Task brief =>
In the lines below, replace every occurrence of "legend-label" with "key-label" and reproduce them otherwise unchanged, omitting the pictures.

Records to process =>
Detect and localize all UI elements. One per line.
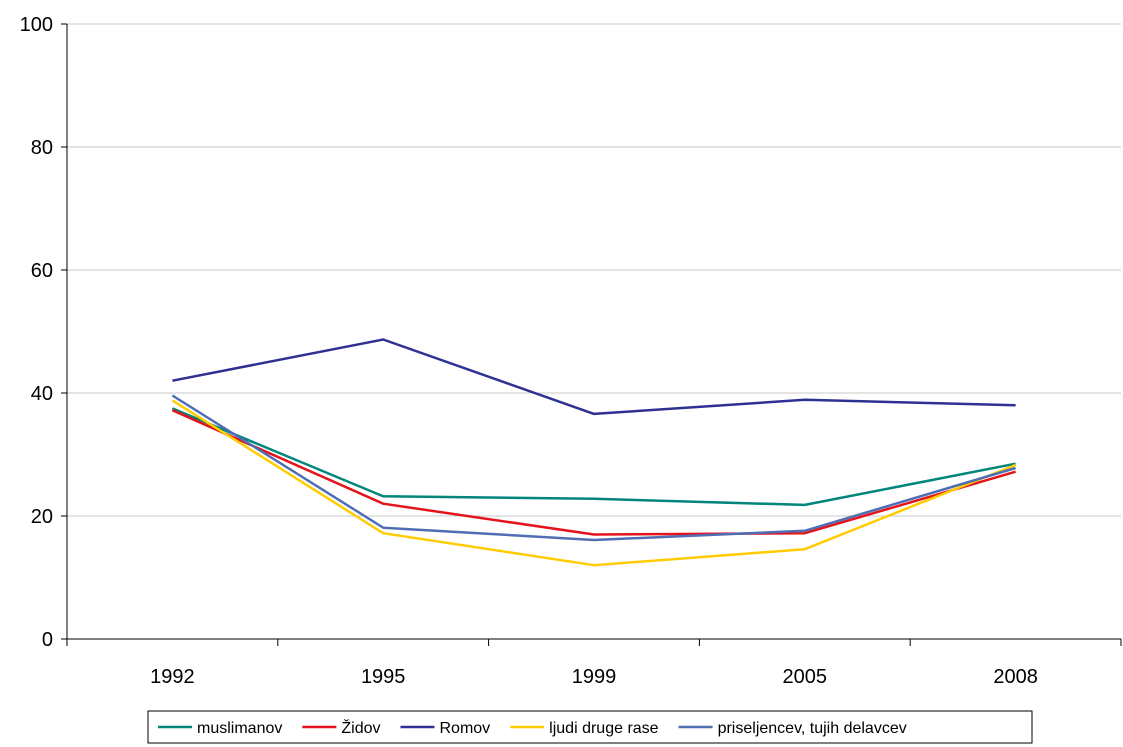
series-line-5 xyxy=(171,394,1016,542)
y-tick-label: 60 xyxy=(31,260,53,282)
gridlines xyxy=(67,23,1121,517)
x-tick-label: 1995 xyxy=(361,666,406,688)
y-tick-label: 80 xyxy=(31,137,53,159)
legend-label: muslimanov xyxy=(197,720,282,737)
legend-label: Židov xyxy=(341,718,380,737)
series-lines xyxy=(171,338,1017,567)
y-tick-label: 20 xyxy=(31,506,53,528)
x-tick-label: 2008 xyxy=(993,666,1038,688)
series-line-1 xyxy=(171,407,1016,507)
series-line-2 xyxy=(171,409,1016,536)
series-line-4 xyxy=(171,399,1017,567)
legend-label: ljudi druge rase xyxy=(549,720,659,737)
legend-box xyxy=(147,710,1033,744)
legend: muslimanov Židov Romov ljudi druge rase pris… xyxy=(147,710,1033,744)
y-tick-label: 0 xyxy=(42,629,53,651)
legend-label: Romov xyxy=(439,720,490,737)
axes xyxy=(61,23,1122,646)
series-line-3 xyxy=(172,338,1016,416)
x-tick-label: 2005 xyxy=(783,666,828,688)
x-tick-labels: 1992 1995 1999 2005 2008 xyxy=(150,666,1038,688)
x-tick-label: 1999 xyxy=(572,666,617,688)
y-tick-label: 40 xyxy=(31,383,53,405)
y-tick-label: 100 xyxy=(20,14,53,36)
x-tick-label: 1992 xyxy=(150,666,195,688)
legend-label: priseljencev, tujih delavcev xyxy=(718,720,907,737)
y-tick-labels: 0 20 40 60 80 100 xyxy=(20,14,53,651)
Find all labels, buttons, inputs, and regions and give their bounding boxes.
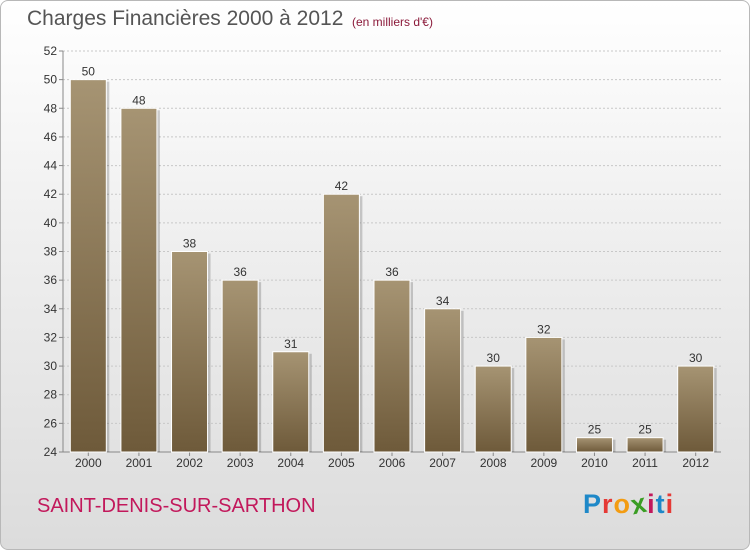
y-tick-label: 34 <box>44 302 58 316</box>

Solution for this task =>
Detect and localize all UI elements. One per line.
series-line-5 xyxy=(171,394,1016,542)
y-tick-label: 60 xyxy=(31,260,53,282)
gridlines xyxy=(67,23,1121,517)
x-tick-label: 1995 xyxy=(361,666,406,688)
y-tick-label: 80 xyxy=(31,137,53,159)
key-label: muslimanov xyxy=(197,720,282,737)
key-label: Židov xyxy=(341,718,380,737)
series-lines xyxy=(171,338,1017,567)
y-tick-label: 20 xyxy=(31,506,53,528)
x-tick-label: 2008 xyxy=(993,666,1038,688)
series-line-1 xyxy=(171,407,1016,507)
series-line-2 xyxy=(171,409,1016,536)
series-line-4 xyxy=(171,399,1017,567)
key-label: ljudi druge rase xyxy=(549,720,659,737)
legend-box xyxy=(147,710,1033,744)
legend: muslimanov Židov Romov ljudi druge rase pris… xyxy=(147,710,1033,744)
y-tick-label: 0 xyxy=(42,629,53,651)
key-label: Romov xyxy=(439,720,490,737)
axes xyxy=(61,23,1122,646)
series-line-3 xyxy=(172,338,1016,416)
x-tick-label: 2005 xyxy=(783,666,828,688)
x-tick-labels: 1992 1995 1999 2005 2008 xyxy=(150,666,1038,688)
x-tick-label: 1999 xyxy=(572,666,617,688)
y-tick-label: 40 xyxy=(31,383,53,405)
y-tick-label: 100 xyxy=(20,14,53,36)
x-tick-label: 1992 xyxy=(150,666,195,688)
key-label: priseljencev, tujih delavcev xyxy=(718,720,907,737)
y-tick-labels: 0 20 40 60 80 100 xyxy=(20,14,53,651)
Find all labels, buttons, inputs, and regions and give their bounding boxes.
y-tick-label: 34 <box>44 302 58 316</box>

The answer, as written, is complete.